Your instructions - Check every line below for the string "COVID", and copy the lines that contain it.

Entries with figure data -

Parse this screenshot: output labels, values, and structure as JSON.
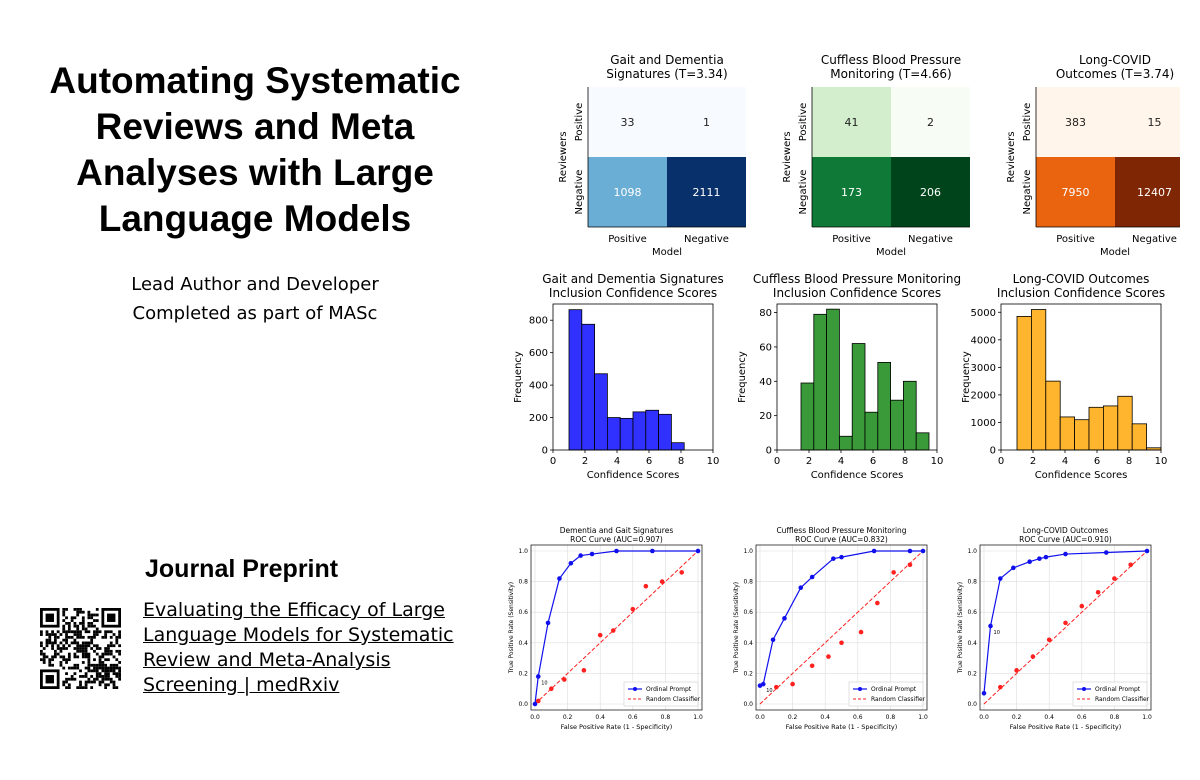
{
  "title_lines": [
    "Automating Systematic",
    "Reviews and Meta",
    "Analyses with Large",
    "Language Models"
  ],
  "role_line1": "Lead Author and Developer",
  "role_line2": "Completed as part of MASc",
  "preprint": {
    "heading": "Journal Preprint",
    "link_text": "Evaluating the Efficacy of Large Language Models for Systematic Review and Meta-Analysis Screening | medRxiv"
  },
  "confusion": [
    {
      "title": [
        "Gait and Dementia",
        "Signatures (T=3.34)"
      ],
      "cells": [
        [
          33,
          1
        ],
        [
          1098,
          2111
        ]
      ],
      "colors": [
        [
          "#f7fbff",
          "#f7fbff"
        ],
        [
          "#6aaed6",
          "#08306b"
        ]
      ],
      "text_dark": [
        [
          true,
          true
        ],
        [
          false,
          false
        ]
      ]
    },
    {
      "title": [
        "Cuffless Blood Pressure",
        "Monitoring (T=4.66)"
      ],
      "cells": [
        [
          41,
          2
        ],
        [
          173,
          206
        ]
      ],
      "colors": [
        [
          "#d3eecd",
          "#f7fcf5"
        ],
        [
          "#0f7a37",
          "#00441b"
        ]
      ],
      "text_dark": [
        [
          true,
          true
        ],
        [
          false,
          false
        ]
      ]
    },
    {
      "title": [
        "Long-COVID",
        "Outcomes (T=3.74)"
      ],
      "cells": [
        [
          383,
          15
        ],
        [
          7950,
          12407
        ]
      ],
      "colors": [
        [
          "#fff5eb",
          "#fff5eb"
        ],
        [
          "#ea6410",
          "#7f2704"
        ]
      ],
      "text_dark": [
        [
          true,
          true
        ],
        [
          false,
          false
        ]
      ]
    }
  ],
  "confusion_labels": {
    "xlabel": "Model",
    "ylabel": "Reviewers",
    "ticks": [
      "Positive",
      "Negative"
    ]
  },
  "histograms": [
    {
      "title": [
        "Gait and Dementia Signatures",
        "Inclusion Confidence Scores"
      ],
      "color": "#3131ff",
      "ylim": [
        0,
        900
      ],
      "yticks": [
        0,
        200,
        400,
        600,
        800
      ],
      "bins": [
        [
          1,
          1.8
        ],
        [
          1.8,
          2.6
        ],
        [
          2.6,
          3.4
        ],
        [
          3.4,
          4.2
        ],
        [
          4.2,
          5
        ],
        [
          5,
          5.8
        ],
        [
          5.8,
          6.6
        ],
        [
          6.6,
          7.4
        ],
        [
          7.4,
          8.2
        ],
        [
          8.2,
          9
        ]
      ],
      "values": [
        865,
        775,
        470,
        200,
        195,
        235,
        245,
        220,
        45,
        0
      ]
    },
    {
      "title": [
        "Cuffless Blood Pressure Monitoring",
        "Inclusion Confidence Scores"
      ],
      "color": "#3a9a3a",
      "ylim": [
        0,
        85
      ],
      "yticks": [
        0,
        20,
        40,
        60,
        80
      ],
      "bins": [
        [
          1.5,
          2.3
        ],
        [
          2.3,
          3.1
        ],
        [
          3.1,
          3.9
        ],
        [
          3.9,
          4.7
        ],
        [
          4.7,
          5.5
        ],
        [
          5.5,
          6.3
        ],
        [
          6.3,
          7.1
        ],
        [
          7.1,
          7.9
        ],
        [
          7.9,
          8.7
        ],
        [
          8.7,
          9.5
        ]
      ],
      "values": [
        39,
        79,
        82,
        8,
        62,
        22,
        51,
        29,
        40,
        10
      ]
    },
    {
      "title": [
        "Long-COVID Outcomes",
        "Inclusion Confidence Scores"
      ],
      "color": "#ffb52e",
      "ylim": [
        0,
        5300
      ],
      "yticks": [
        0,
        1000,
        2000,
        3000,
        4000,
        5000
      ],
      "bins": [
        [
          1,
          1.9
        ],
        [
          1.9,
          2.8
        ],
        [
          2.8,
          3.7
        ],
        [
          3.7,
          4.6
        ],
        [
          4.6,
          5.5
        ],
        [
          5.5,
          6.4
        ],
        [
          6.4,
          7.3
        ],
        [
          7.3,
          8.2
        ],
        [
          8.2,
          9.1
        ],
        [
          9.1,
          10
        ]
      ],
      "values": [
        4850,
        5100,
        2500,
        1200,
        1100,
        1550,
        1600,
        1950,
        950,
        80
      ]
    }
  ],
  "hist_labels": {
    "xlabel": "Confidence Scores",
    "ylabel": "Frequency",
    "xticks": [
      0,
      2,
      4,
      6,
      8,
      10
    ]
  },
  "chart_data": [
    {
      "type": "line",
      "title": "Dementia and Gait Signatures ROC Curve (AUC=0.907)",
      "xlabel": "False Positive Rate (1 - Specificity)",
      "ylabel": "True Positive Rate (Sensitivity)",
      "xlim": [
        0,
        1
      ],
      "ylim": [
        0,
        1
      ],
      "grid": true,
      "legend": "bottom-right",
      "series": [
        {
          "name": "Ordinal Prompt",
          "x": [
            0,
            0.02,
            0.08,
            0.15,
            0.22,
            0.28,
            0.35,
            0.5,
            0.72,
            1.0
          ],
          "y": [
            0,
            0.18,
            0.53,
            0.82,
            0.92,
            0.97,
            0.98,
            1.0,
            1.0,
            1.0
          ]
        },
        {
          "name": "Random Classifier",
          "x": [
            0,
            1
          ],
          "y": [
            0,
            1
          ]
        }
      ],
      "threshold_labels": [
        "10",
        "9",
        "8",
        "7",
        "6",
        "5",
        "4",
        "3",
        "2",
        "1"
      ],
      "ref_points": {
        "x": [
          0.02,
          0.1,
          0.18,
          0.3,
          0.4,
          0.48,
          0.6,
          0.68,
          0.78,
          0.9
        ],
        "y": [
          0.02,
          0.1,
          0.16,
          0.22,
          0.45,
          0.48,
          0.62,
          0.77,
          0.8,
          0.86
        ]
      }
    },
    {
      "type": "line",
      "title": "Cuffless Blood Pressure Monitoring ROC Curve (AUC=0.832)",
      "xlabel": "False Positive Rate (1 - Specificity)",
      "ylabel": "True Positive Rate (Sensitivity)",
      "xlim": [
        0,
        1
      ],
      "ylim": [
        0,
        1
      ],
      "grid": true,
      "legend": "bottom-right",
      "series": [
        {
          "name": "Ordinal Prompt",
          "x": [
            0,
            0.02,
            0.08,
            0.15,
            0.25,
            0.32,
            0.45,
            0.5,
            0.7,
            0.92,
            1.0
          ],
          "y": [
            0.12,
            0.13,
            0.42,
            0.56,
            0.76,
            0.83,
            0.95,
            0.96,
            1.0,
            1.0,
            1.0
          ]
        },
        {
          "name": "Random Classifier",
          "x": [
            0,
            1
          ],
          "y": [
            0,
            1
          ]
        }
      ],
      "threshold_labels": [
        "10",
        "9",
        "8",
        "7",
        "6",
        "5",
        "4",
        "3",
        "2",
        "1"
      ],
      "ref_points": {
        "x": [
          0.1,
          0.2,
          0.32,
          0.42,
          0.5,
          0.62,
          0.72,
          0.82,
          0.92
        ],
        "y": [
          0.11,
          0.13,
          0.25,
          0.31,
          0.4,
          0.47,
          0.66,
          0.86,
          0.91
        ]
      }
    },
    {
      "type": "line",
      "title": "Long-COVID Outcomes ROC Curve (AUC=0.910)",
      "xlabel": "False Positive Rate (1 - Specificity)",
      "ylabel": "True Positive Rate (Sensitivity)",
      "xlim": [
        0,
        1
      ],
      "ylim": [
        0,
        1
      ],
      "grid": true,
      "legend": "bottom-right",
      "series": [
        {
          "name": "Ordinal Prompt",
          "x": [
            0,
            0.04,
            0.1,
            0.18,
            0.28,
            0.34,
            0.38,
            0.5,
            0.75,
            1.0
          ],
          "y": [
            0.07,
            0.51,
            0.82,
            0.89,
            0.93,
            0.95,
            0.96,
            0.98,
            0.99,
            1.0
          ]
        },
        {
          "name": "Random Classifier",
          "x": [
            0,
            1
          ],
          "y": [
            0,
            1
          ]
        }
      ],
      "threshold_labels": [
        "10",
        "9",
        "8",
        "7",
        "6",
        "5",
        "4",
        "3",
        "2",
        "1"
      ],
      "ref_points": {
        "x": [
          0.1,
          0.2,
          0.3,
          0.4,
          0.5,
          0.6,
          0.7,
          0.8,
          0.9
        ],
        "y": [
          0.11,
          0.22,
          0.31,
          0.42,
          0.53,
          0.64,
          0.73,
          0.82,
          0.91
        ]
      }
    }
  ]
}
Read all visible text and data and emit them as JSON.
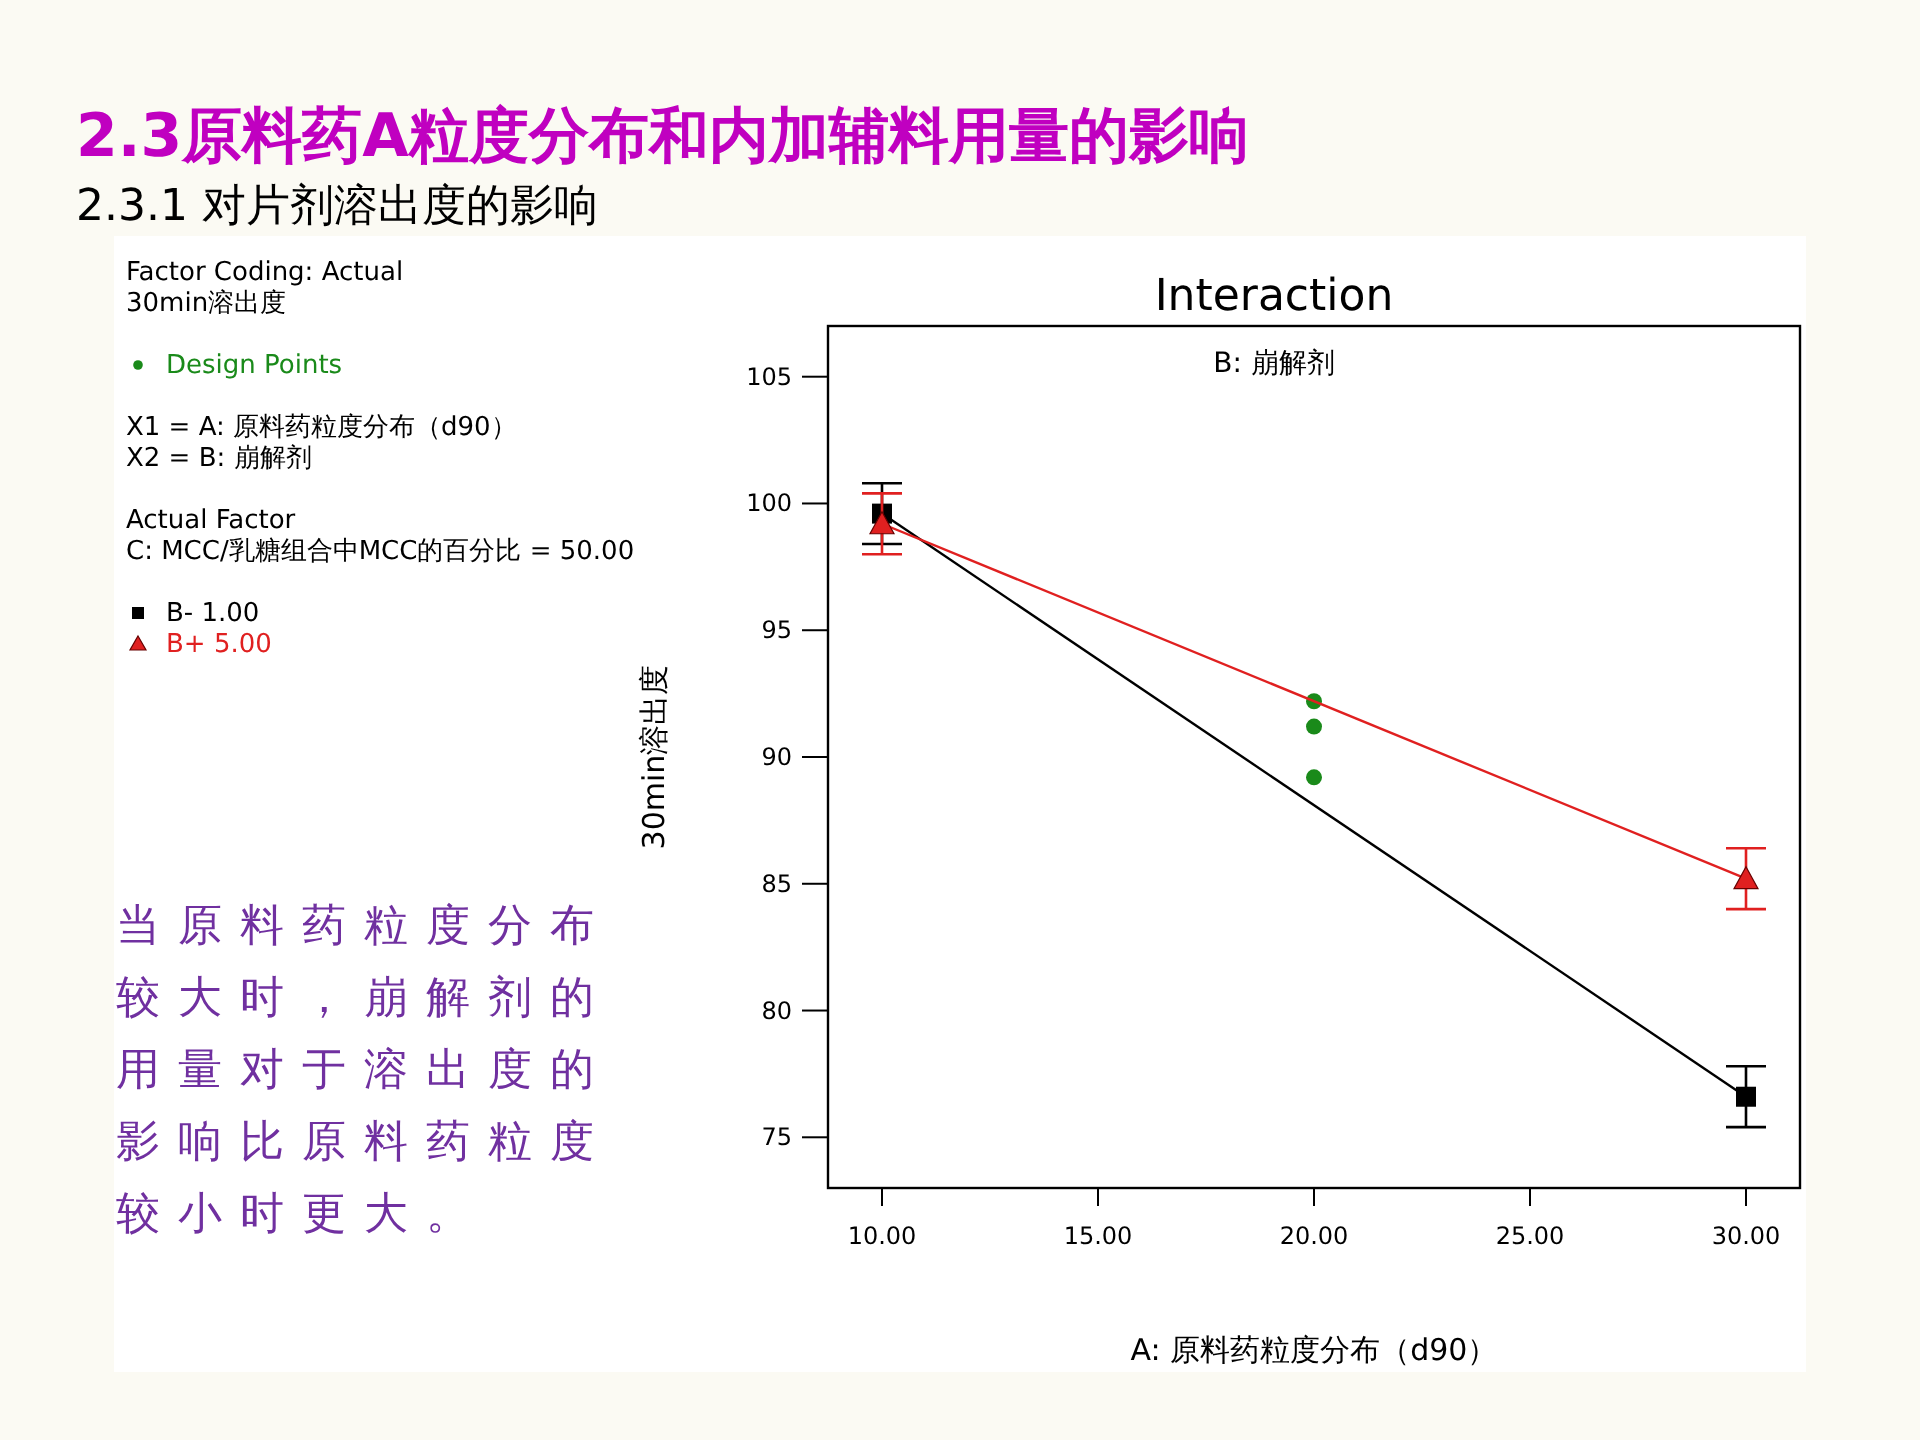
{
  "chart_data": {
    "type": "line",
    "title": "2.3原料药A粒度分布和内加辅料用量的影响",
    "subtitle": "2.3.1 对片剂溶出度的影响",
    "xlabel": "A: 原料药粒度分布（d90）",
    "ylabel": "30min溶出度",
    "annotations": [
      "Interaction",
      "Factor Coding: Actual",
      "30min溶出度",
      "X1 = A: 原料药粒度分布（d90）",
      "X2 = B: 崩解剂",
      "Actual Factor",
      "C: MCC/乳糖组合中MCC的百分比 = 50.00",
      "B: 崩解剂",
      "当原料药粒度分布较大时，崩解剂的用量对于溶出度的影响比原料药粒度较小时更大。"
    ],
    "xlim": [
      8.75,
      31.25
    ],
    "ylim": [
      73,
      107
    ],
    "xticks": [
      {
        "value": 10,
        "label": "10.00"
      },
      {
        "value": 15,
        "label": "15.00"
      },
      {
        "value": 20,
        "label": "20.00"
      },
      {
        "value": 25,
        "label": "25.00"
      },
      {
        "value": 30,
        "label": "30.00"
      }
    ],
    "yticks": [
      75,
      80,
      85,
      90,
      95,
      100,
      105
    ],
    "grid": false,
    "legend": "left",
    "series": [
      {
        "name": "Design Points",
        "type": "scatter",
        "color": "#1a8a1a",
        "marker": "circle",
        "x": [
          20,
          20,
          20
        ],
        "values": [
          92.2,
          91.2,
          89.2
        ]
      },
      {
        "name": "B- 1.00",
        "type": "line",
        "color": "#000000",
        "marker": "square",
        "x": [
          10,
          30
        ],
        "values": [
          99.6,
          76.6
        ],
        "errors": [
          1.2,
          1.2
        ]
      },
      {
        "name": "B+ 5.00",
        "type": "line",
        "color": "#e02020",
        "marker": "triangle",
        "x": [
          10,
          30
        ],
        "values": [
          99.2,
          85.2
        ],
        "errors": [
          1.2,
          1.2
        ]
      }
    ]
  }
}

The completed task -
        "Long-COVID",
        "Long-COVID Outcomes",
      "title": "Long-COVID Outcomes ROC Curve (AUC=0.910)",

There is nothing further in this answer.